Registros brutos:
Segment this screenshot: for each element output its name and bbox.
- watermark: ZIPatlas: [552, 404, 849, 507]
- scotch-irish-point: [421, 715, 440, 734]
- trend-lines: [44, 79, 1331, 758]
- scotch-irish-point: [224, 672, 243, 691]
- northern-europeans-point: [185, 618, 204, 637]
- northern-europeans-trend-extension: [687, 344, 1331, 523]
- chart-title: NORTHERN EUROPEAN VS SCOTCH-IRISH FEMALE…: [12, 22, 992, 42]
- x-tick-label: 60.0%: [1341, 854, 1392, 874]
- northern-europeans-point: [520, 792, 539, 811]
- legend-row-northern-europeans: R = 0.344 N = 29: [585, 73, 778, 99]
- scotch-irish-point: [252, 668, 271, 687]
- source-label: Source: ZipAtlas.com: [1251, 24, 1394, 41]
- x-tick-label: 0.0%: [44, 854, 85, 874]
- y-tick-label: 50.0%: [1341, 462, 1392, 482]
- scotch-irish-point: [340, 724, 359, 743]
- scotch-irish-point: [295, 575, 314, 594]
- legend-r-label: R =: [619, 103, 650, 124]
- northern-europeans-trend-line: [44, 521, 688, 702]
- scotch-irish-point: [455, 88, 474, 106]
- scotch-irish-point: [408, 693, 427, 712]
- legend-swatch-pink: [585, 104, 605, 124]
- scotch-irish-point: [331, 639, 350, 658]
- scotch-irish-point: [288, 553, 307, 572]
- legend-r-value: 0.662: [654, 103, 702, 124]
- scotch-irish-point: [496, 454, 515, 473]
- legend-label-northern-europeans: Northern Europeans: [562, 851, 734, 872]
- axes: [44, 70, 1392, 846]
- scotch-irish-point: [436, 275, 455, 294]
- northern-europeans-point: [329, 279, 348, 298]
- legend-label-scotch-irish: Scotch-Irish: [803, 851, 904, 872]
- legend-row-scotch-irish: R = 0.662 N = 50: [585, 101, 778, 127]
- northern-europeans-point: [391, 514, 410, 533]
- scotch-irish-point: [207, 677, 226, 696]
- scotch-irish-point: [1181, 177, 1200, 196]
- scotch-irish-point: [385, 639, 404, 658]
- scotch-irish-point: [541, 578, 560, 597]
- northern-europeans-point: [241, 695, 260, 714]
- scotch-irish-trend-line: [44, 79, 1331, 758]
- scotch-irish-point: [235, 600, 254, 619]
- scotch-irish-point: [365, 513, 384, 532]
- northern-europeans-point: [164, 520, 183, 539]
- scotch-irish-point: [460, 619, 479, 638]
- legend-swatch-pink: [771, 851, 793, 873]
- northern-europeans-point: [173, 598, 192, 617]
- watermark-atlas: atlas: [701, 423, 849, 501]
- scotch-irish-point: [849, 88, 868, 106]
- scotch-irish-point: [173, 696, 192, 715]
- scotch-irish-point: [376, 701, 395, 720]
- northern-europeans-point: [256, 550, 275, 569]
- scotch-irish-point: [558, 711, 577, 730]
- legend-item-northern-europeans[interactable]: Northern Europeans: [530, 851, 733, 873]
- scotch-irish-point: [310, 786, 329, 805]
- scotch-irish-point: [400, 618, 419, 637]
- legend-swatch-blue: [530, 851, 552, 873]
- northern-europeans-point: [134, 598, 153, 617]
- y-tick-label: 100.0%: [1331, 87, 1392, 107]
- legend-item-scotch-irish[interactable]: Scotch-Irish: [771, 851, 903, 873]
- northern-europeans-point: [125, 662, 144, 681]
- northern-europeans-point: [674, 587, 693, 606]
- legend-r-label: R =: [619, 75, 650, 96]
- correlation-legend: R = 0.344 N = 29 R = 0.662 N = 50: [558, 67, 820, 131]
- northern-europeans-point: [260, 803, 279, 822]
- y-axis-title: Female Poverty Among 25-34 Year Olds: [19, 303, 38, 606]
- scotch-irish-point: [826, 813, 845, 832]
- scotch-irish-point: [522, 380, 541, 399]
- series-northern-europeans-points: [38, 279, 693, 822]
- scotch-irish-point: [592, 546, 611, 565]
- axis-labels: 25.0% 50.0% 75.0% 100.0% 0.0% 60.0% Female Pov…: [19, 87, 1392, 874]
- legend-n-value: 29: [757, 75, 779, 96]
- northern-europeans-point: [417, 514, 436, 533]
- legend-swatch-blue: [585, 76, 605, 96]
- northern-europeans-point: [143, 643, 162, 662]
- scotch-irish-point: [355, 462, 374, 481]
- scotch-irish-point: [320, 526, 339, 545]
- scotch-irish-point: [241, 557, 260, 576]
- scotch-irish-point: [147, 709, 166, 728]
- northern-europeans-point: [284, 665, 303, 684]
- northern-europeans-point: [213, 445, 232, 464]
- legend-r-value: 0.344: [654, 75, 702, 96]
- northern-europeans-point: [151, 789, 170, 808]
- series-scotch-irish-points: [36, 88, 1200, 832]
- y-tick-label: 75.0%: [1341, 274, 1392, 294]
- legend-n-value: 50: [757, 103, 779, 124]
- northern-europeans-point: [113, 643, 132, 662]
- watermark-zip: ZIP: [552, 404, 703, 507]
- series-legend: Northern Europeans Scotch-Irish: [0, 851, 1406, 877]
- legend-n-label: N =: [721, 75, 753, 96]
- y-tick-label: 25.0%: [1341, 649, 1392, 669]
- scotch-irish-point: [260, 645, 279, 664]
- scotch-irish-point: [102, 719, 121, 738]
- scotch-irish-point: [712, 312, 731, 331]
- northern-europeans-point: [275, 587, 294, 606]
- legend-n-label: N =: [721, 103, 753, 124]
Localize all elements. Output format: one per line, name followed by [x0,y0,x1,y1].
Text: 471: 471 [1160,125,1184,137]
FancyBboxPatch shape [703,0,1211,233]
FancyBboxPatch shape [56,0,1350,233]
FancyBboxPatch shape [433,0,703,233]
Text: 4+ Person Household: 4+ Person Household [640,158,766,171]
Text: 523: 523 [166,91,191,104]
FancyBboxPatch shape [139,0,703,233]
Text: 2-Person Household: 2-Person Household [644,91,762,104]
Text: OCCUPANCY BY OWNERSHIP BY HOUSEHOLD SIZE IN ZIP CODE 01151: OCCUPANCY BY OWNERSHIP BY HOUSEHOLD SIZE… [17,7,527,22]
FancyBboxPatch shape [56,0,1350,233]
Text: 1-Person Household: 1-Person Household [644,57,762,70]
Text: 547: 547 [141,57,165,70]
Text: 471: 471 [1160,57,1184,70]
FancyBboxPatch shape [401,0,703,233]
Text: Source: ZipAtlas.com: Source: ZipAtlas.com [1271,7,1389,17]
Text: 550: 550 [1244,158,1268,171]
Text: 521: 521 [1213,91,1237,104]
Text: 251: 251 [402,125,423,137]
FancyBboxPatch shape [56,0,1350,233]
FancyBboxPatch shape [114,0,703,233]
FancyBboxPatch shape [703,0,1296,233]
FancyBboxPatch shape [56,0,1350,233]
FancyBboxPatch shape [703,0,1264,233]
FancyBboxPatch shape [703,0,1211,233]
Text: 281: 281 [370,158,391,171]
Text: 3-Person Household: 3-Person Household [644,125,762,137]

#### [Tarefa]
Como ficariam todas as linhas acima em uma lista JSON de strings, com uma string para cada linha e sem as linhas em branco?

#### [Resposta]
[
  "Segment this screenshot: for each element output its name and bbox.",
  "- watermark: ZIPatlas: [552, 404, 849, 507]",
  "- scotch-irish-point: [421, 715, 440, 734]",
  "- trend-lines: [44, 79, 1331, 758]",
  "- scotch-irish-point: [224, 672, 243, 691]",
  "- northern-europeans-point: [185, 618, 204, 637]",
  "- northern-europeans-trend-extension: [687, 344, 1331, 523]",
  "- chart-title: NORTHERN EUROPEAN VS SCOTCH-IRISH FEMALE…: [12, 22, 992, 42]",
  "- x-tick-label: 60.0%: [1341, 854, 1392, 874]",
  "- northern-europeans-point: [520, 792, 539, 811]",
  "- legend-row-northern-europeans: R = 0.344 N = 29: [585, 73, 778, 99]",
  "- scotch-irish-point: [252, 668, 271, 687]",
  "- source-label: Source: ZipAtlas.com: [1251, 24, 1394, 41]",
  "- x-tick-label: 0.0%: [44, 854, 85, 874]",
  "- y-tick-label: 50.0%: [1341, 462, 1392, 482]",
  "- scotch-irish-point: [340, 724, 359, 743]",
  "- scotch-irish-point: [295, 575, 314, 594]",
  "- legend-r-label: R =: [619, 103, 650, 124]",
  "- northern-europeans-trend-line: [44, 521, 688, 702]",
  "- scotch-irish-point: [455, 88, 474, 106]",
  "- scotch-irish-point: [408, 693, 427, 712]",
  "- legend-swatch-pink: [585, 104, 605, 124]",
  "- scotch-irish-point: [331, 639, 350, 658]",
  "- scotch-irish-point: [288, 553, 307, 572]",
  "- legend-r-value: 0.662: [654, 103, 702, 124]",
  "- scotch-irish-point: [496, 454, 515, 473]",
  "- legend-label-northern-europeans: Northern Europeans: [562, 851, 734, 872]",
  "- axes: [44, 70, 1392, 846]",
  "- scotch-irish-point: [436, 275, 455, 294]",
  "- northern-europeans-point: [329, 279, 348, 298]",
  "- legend-label-scotch-irish: Scotch-Irish: [803, 851, 904, 872]",
  "- legend-row-scotch-irish: R = 0.662 N = 50: [585, 101, 778, 127]",
  "- northern-europeans-point: [391, 514, 410, 533]",
  "- scotch-irish-point: [207, 677, 226, 696]",
  "- scotch-irish-point: [1181, 177, 1200, 196]",
  "- scotch-irish-point: [385, 639, 404, 658]",
  "- scotch-irish-point: [541, 578, 560, 597]",
  "- northern-europeans-point: [241, 695, 260, 714]",
  "- scotch-irish-trend-line: [44, 79, 1331, 758]",
  "- scotch-irish-point: [235, 600, 254, 619]",
  "- scotch-irish-point: [365, 513, 384, 532]",
  "- northern-europeans-point: [164, 520, 183, 539]",
  "- scotch-irish-point: [460, 619, 479, 638]",
  "- legend-swatch-pink: [771, 851, 793, 873]",
  "- northern-europeans-point: [173, 598, 192, 617]",
  "- watermark-atlas: atlas: [701, 423, 849, 501]",
  "- scotch-irish-point: [849, 88, 868, 106]",
  "- scotch-irish-point: [173, 696, 192, 715]",
  "- scotch-irish-point: [376, 701, 395, 720]",
  "- northern-europeans-point: [256, 550, 275, 569]",
  "- scotch-irish-point: [558, 711, 577, 730]",
  "- legend-item-northern-europeans[interactable]: Northern Europeans: [530, 851, 733, 873]",
  "- scotch-irish-point: [310, 786, 329, 805]",
  "- scotch-irish-point: [400, 618, 419, 637]",
  "- legend-swatch-blue: [530, 851, 552, 873]",
  "- northern-europeans-point: [134, 598, 153, 617]",
  "- y-tick-label: 100.0%: [1331, 87, 1392, 107]",
  "- legend-item-scotch-irish[interactable]: Scotch-Irish: [771, 851, 903, 873]",
  "- northern-europeans-point: [125, 662, 144, 681]",
  "- northern-europeans-point: [674, 587, 693, 606]",
  "- legend-r-label: R =: [619, 75, 650, 96]",
  "- correlation-legend: R = 0.344 N = 29 R = 0.662 N = 50: [558, 67, 820, 131]",
  "- northern-europeans-point: [260, 803, 279, 822]",
  "- y-axis-title: Female Poverty Among 25-34 Year Olds: [19, 303, 38, 606]",
  "- scotch-irish-point: [826, 813, 845, 832]",
  "- scotch-irish-point: [522, 380, 541, 399]",
  "- series-northern-europeans-points: [38, 279, 693, 822]",
  "- scotch-irish-point: [592, 546, 611, 565]",
  "- axis-labels: 25.0% 50.0% 75.0% 100.0% 0.0% 60.0% Female Pov…: [19, 87, 1392, 874]",
  "- legend-n-value: 29: [757, 75, 779, 96]",
  "- northern-europeans-point: [417, 514, 436, 533]",
  "- legend-swatch-blue: [585, 76, 605, 96]",
  "- northern-europeans-point: [143, 643, 162, 662]",
  "- scotch-irish-point: [355, 462, 374, 481]",
  "- scotch-irish-point: [320, 526, 339, 545]",
  "- scotch-irish-point: [241, 557, 260, 576]",
  "- scotch-irish-point: [147, 709, 166, 728]",
  "- northern-europeans-point: [284, 665, 303, 684]",
  "- northern-europeans-point: [213, 445, 232, 464]",
  "- legend-r-value: 0.344: [654, 75, 702, 96]",
  "- northern-europeans-point: [151, 789, 170, 808]",
  "- series-scotch-irish-points: [36, 88, 1200, 832]",
  "- y-tick-label: 75.0%: [1341, 274, 1392, 294]",
  "- legend-n-value: 50: [757, 103, 779, 124]",
  "- northern-europeans-point: [113, 643, 132, 662]",
  "- watermark-zip: ZIP: [552, 404, 703, 507]",
  "- series-legend: Northern Europeans Scotch-Irish: [0, 851, 1406, 877]",
  "- legend-n-label: N =: [721, 75, 753, 96]",
  "- y-tick-label: 25.0%: [1341, 649, 1392, 669]",
  "- scotch-irish-point: [260, 645, 279, 664]",
  "- scotch-irish-point: [102, 719, 121, 738]",
  "- scotch-irish-point: [712, 312, 731, 331]",
  "- northern-europeans-point: [275, 587, 294, 606]",
  "- legend-n-label: N =: [721, 103, 753, 124]",
  "Localize all elements. Output format: one per line, name followed by [x0,y0,x1,y1].",
  "Text: 471: 471 [1160,125,1184,137]",
  "FancyBboxPatch shape [703,0,1211,233]",
  "FancyBboxPatch shape [56,0,1350,233]",
  "FancyBboxPatch shape [433,0,703,233]",
  "Text: 4+ Person Household: 4+ Person Household [640,158,766,171]",
  "Text: 523: 523 [166,91,191,104]",
  "FancyBboxPatch shape [139,0,703,233]",
  "Text: 2-Person Household: 2-Person Household [644,91,762,104]",
  "Text: OCCUPANCY BY OWNERSHIP BY HOUSEHOLD SIZE IN ZIP CODE 01151: OCCUPANCY BY OWNERSHIP BY HOUSEHOLD SIZE… [17,7,527,22]",
  "FancyBboxPatch shape [56,0,1350,233]",
  "Text: 1-Person Household: 1-Person Household [644,57,762,70]",
  "Text: 547: 547 [141,57,165,70]",
  "Text: 471: 471 [1160,57,1184,70]",
  "FancyBboxPatch shape [401,0,703,233]",
  "Text: Source: ZipAtlas.com: Source: ZipAtlas.com [1271,7,1389,17]",
  "Text: 550: 550 [1244,158,1268,171]",
  "Text: 521: 521 [1213,91,1237,104]",
  "Text: 251: 251 [402,125,423,137]",
  "FancyBboxPatch shape [56,0,1350,233]",
  "FancyBboxPatch shape [114,0,703,233]",
  "FancyBboxPatch shape [703,0,1296,233]",
  "FancyBboxPatch shape [56,0,1350,233]",
  "FancyBboxPatch shape [703,0,1264,233]",
  "FancyBboxPatch shape [703,0,1211,233]",
  "Text: 281: 281 [370,158,391,171]",
  "Text: 3-Person Household: 3-Person Household [644,125,762,137]"
]